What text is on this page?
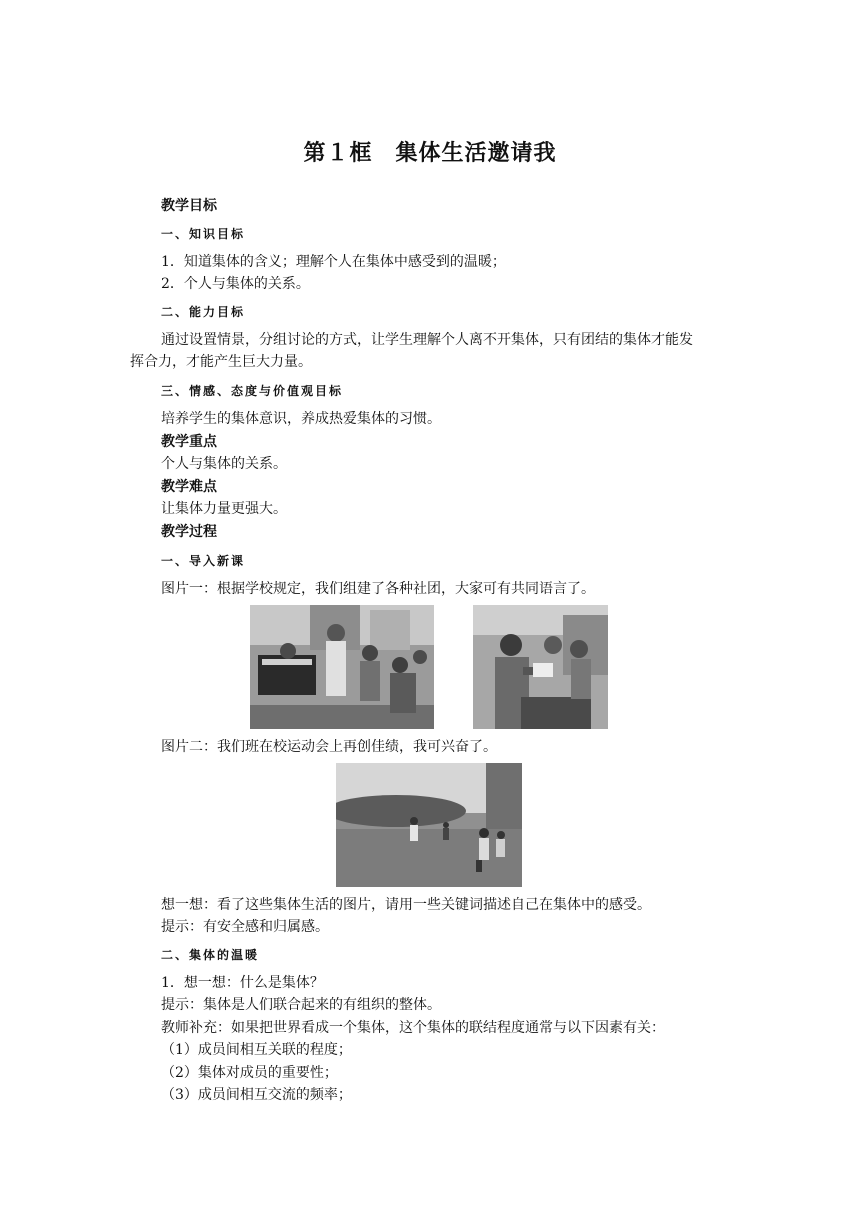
第１框　集体生活邀请我
教学目标
一、知识目标
1．知道集体的含义；理解个人在集体中感受到的温暖；
2．个人与集体的关系。
二、能力目标
通过设置情景，分组讨论的方式，让学生理解个人离不开集体，只有团结的集体才能发
挥合力，才能产生巨大力量。
三、情感、态度与价值观目标
培养学生的集体意识，养成热爱集体的习惯。
教学重点
个人与集体的关系。
教学难点
让集体力量更强大。
教学过程
一、导入新课
图片一：根据学校规定，我们组建了各种社团，大家可有共同语言了。
图片二：我们班在校运动会上再创佳绩，我可兴奋了。
想一想：看了这些集体生活的图片，请用一些关键词描述自己在集体中的感受。
提示：有安全感和归属感。
二、集体的温暖
1．想一想：什么是集体？
提示：集体是人们联合起来的有组织的整体。
教师补充：如果把世界看成一个集体，这个集体的联结程度通常与以下因素有关：
（1）成员间相互关联的程度；
（2）集体对成员的重要性；
（3）成员间相互交流的频率；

### Problem requirements
Omit every picture, and otherwise quote the entries exactly.

### Correct answer
What text is on this page?
第１框　集体生活邀请我
教学目标
一、知识目标
1．知道集体的含义；理解个人在集体中感受到的温暖；
2．个人与集体的关系。
二、能力目标
通过设置情景，分组讨论的方式，让学生理解个人离不开集体，只有团结的集体才能发
挥合力，才能产生巨大力量。
三、情感、态度与价值观目标
培养学生的集体意识，养成热爱集体的习惯。
教学重点
个人与集体的关系。
教学难点
让集体力量更强大。
教学过程
一、导入新课
图片一：根据学校规定，我们组建了各种社团，大家可有共同语言了。
图片二：我们班在校运动会上再创佳绩，我可兴奋了。
想一想：看了这些集体生活的图片，请用一些关键词描述自己在集体中的感受。
提示：有安全感和归属感。
二、集体的温暖
1．想一想：什么是集体？
提示：集体是人们联合起来的有组织的整体。
教师补充：如果把世界看成一个集体，这个集体的联结程度通常与以下因素有关：
（1）成员间相互关联的程度；
（2）集体对成员的重要性；
（3）成员间相互交流的频率；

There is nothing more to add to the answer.